Text excerpt:
Re: Interesting article by Randall Hyde




Robert Redelmeier wrote:
> randyhyde@xxxxxxxxxxxxx <spamtrap@xxxxxxxxxx> wrote:
> >> a test before executing the loop. That test is required
> >> by K&R App A "c reference manual" 9.6
> >
> > What makes you think the test is required?
>
> The words "; the second specifies a test, made before each iteration,
> such that the loop is exited when the expression becomes 0;"
>
> That sounds like a requirement to me.

No. It is not a requirement. Language specifications are pretty good
about specifying semantics and leaving the actual code generation up to
the compiler's implementor. For example, is a compiler writer forced to
compare the value one against zero in the following for loop:

for( ;1; )

And what happens in the canonical infinite loop in C?

for(;;)

The statement you quote above discusses the C *source* language, not
the code that the compiler generates.

And another thing you might consider is that compiler optimization was
in its infancy when K&R was written, and they probably weren't even
thinking about it at the time, or they might have been a bit more
precise in their book describing the C language. Finally, note that
K&R is *not* C as we know it today. The ANSI spec is a *lot* clearer on
the semantics of optimizations that can be performed.

C compilers do eliminate the for loop. Entirely in some cases. Consider
the following code:

int main( int argc, char **argv )
{
int i;
char array[4];

for(i=0; i<4; ++i)

To-do list:
1 > Duplicate the portion of the forum post starting at "The statement you" and ending at "char **argv )".
2 > Switch "visible" to "displayed" in the listing lines starting at the beginning of the listing and ending at the line that contains "Bar [91, 152, 1315, 189]", with nothing else changed. Give only those lines.

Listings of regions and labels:
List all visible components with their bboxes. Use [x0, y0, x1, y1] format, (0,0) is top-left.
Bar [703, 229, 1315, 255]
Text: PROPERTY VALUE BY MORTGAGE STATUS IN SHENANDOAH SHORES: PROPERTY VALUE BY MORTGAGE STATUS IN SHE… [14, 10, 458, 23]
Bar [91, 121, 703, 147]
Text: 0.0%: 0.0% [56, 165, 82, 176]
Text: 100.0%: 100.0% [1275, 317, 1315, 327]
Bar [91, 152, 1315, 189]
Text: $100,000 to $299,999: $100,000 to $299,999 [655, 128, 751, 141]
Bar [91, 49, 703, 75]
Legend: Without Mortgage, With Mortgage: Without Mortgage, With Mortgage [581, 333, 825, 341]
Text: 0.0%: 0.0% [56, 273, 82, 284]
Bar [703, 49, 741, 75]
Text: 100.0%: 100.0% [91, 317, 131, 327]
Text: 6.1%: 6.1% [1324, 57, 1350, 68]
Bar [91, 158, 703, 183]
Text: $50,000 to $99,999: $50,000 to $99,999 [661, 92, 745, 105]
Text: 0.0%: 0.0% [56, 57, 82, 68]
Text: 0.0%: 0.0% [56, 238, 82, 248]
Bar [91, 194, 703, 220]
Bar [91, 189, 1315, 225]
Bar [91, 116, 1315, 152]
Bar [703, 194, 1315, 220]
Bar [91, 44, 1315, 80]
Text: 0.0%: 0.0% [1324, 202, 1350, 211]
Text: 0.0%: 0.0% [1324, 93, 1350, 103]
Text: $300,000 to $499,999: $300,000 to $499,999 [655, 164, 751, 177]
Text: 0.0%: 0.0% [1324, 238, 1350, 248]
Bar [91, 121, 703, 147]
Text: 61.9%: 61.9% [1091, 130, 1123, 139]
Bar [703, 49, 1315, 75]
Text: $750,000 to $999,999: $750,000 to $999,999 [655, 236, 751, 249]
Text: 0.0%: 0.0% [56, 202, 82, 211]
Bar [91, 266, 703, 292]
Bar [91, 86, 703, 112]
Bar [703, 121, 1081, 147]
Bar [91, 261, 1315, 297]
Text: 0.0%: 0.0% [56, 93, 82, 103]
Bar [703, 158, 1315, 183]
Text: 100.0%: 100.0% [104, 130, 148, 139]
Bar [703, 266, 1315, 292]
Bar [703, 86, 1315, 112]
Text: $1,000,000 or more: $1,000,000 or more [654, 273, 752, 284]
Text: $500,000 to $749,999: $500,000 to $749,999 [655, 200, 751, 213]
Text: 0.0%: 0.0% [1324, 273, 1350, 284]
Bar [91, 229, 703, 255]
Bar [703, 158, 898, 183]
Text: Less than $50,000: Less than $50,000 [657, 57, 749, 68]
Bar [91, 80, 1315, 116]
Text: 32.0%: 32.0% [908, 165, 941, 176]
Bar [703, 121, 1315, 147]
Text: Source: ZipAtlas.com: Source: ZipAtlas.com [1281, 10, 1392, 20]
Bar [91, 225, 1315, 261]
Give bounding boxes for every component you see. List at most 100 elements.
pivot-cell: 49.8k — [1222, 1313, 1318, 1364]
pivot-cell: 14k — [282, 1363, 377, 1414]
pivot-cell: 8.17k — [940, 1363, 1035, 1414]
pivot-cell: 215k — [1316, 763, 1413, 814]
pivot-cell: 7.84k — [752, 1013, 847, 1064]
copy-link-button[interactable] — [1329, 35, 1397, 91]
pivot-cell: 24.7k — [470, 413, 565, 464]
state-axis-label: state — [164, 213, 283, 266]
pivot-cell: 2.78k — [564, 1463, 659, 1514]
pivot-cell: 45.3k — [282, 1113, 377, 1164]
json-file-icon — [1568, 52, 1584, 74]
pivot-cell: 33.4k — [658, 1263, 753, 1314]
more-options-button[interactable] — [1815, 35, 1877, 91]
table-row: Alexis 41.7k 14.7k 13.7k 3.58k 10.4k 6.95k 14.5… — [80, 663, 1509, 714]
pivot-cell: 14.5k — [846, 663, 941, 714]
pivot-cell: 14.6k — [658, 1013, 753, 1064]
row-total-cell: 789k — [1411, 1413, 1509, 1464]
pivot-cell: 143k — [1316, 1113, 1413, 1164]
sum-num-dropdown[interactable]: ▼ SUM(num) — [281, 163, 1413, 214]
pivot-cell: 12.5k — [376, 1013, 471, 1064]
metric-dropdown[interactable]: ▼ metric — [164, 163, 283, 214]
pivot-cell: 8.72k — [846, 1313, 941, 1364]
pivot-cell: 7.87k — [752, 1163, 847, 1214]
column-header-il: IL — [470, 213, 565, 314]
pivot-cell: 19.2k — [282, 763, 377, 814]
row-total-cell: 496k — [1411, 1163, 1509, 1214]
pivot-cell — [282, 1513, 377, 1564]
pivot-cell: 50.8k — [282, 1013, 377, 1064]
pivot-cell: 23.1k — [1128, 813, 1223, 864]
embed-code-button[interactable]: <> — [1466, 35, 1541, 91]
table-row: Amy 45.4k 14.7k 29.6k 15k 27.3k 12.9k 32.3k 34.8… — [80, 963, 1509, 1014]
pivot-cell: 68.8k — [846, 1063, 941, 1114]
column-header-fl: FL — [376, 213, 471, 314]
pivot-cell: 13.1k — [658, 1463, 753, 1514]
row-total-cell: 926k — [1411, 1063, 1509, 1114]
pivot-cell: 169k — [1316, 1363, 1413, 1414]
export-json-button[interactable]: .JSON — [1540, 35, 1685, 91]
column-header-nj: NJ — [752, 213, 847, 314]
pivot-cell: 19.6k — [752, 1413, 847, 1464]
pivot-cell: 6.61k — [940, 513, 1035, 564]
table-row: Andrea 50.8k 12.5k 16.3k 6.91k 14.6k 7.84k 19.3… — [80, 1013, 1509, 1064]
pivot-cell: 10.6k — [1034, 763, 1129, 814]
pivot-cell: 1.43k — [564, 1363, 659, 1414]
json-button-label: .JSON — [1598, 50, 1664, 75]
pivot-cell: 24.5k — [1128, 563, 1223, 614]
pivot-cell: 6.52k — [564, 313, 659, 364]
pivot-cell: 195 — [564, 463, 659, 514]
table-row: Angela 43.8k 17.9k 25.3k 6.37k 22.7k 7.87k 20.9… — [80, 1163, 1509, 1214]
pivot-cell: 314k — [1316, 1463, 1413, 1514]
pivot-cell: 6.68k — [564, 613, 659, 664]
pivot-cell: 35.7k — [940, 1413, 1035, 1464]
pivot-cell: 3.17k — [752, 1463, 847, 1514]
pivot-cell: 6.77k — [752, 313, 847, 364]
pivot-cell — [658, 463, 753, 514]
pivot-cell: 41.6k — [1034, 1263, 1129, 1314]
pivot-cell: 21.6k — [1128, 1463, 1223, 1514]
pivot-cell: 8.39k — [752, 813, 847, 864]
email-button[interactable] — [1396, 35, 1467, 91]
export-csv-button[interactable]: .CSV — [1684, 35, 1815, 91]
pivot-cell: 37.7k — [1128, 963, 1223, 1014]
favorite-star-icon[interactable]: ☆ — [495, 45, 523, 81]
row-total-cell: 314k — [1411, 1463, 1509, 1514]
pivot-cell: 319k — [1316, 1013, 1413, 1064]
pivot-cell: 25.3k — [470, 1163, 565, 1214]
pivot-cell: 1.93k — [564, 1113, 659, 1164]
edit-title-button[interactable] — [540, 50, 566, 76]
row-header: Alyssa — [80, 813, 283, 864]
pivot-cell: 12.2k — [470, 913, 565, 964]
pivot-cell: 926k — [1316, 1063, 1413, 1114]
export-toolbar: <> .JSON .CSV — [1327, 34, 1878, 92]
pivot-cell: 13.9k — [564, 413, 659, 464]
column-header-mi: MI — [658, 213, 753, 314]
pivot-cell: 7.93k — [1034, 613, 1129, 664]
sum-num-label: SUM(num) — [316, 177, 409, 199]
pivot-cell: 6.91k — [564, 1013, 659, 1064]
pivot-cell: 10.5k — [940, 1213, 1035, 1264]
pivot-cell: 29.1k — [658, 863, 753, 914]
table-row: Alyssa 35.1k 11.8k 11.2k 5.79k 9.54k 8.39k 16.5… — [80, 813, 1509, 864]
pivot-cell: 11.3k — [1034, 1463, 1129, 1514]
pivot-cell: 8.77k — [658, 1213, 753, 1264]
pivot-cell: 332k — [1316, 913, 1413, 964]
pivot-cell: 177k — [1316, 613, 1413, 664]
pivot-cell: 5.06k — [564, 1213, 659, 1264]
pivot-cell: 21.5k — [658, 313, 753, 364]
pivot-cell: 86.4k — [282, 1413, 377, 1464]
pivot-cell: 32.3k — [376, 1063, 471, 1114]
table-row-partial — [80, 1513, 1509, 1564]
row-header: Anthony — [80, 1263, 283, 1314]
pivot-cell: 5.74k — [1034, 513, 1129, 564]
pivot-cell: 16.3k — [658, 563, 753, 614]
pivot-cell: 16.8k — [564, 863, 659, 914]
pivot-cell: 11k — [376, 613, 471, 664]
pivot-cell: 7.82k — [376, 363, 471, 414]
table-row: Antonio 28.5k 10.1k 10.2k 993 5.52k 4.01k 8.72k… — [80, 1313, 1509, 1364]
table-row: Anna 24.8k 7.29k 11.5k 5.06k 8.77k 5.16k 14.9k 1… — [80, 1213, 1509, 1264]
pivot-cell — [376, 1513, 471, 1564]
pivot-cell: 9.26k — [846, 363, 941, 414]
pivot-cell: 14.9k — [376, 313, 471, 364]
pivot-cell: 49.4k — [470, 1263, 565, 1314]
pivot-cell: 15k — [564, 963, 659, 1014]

Responses:
1 >
The statement you quote above discusses the C *source* language, not
the code that the compiler generates.

And another thing you might consider is that compiler optimization was
in its infancy when K&R was written, and they probably weren't even
thinking about it at the time, or they might have been a bit more
precise in their book describing the C language. Finally, note that
K&R is *not* C as we know it today. The ANSI spec is a *lot* clearer on
the semantics of optimizations that can be performed.

C compilers do eliminate the for loop. Entirely in some cases. Consider
the following code:

int main( int argc, char **argv )

2 >
List all displayed components with their bboxes. Use [x0, y0, x1, y1] format, (0,0) is top-left.
Bar [703, 229, 1315, 255]
Text: PROPERTY VALUE BY MORTGAGE STATUS IN SHENANDOAH SHORES: PROPERTY VALUE BY MORTGAGE STATUS IN SHE… [14, 10, 458, 23]
Bar [91, 121, 703, 147]
Text: 0.0%: 0.0% [56, 165, 82, 176]
Text: 100.0%: 100.0% [1275, 317, 1315, 327]
Bar [91, 152, 1315, 189]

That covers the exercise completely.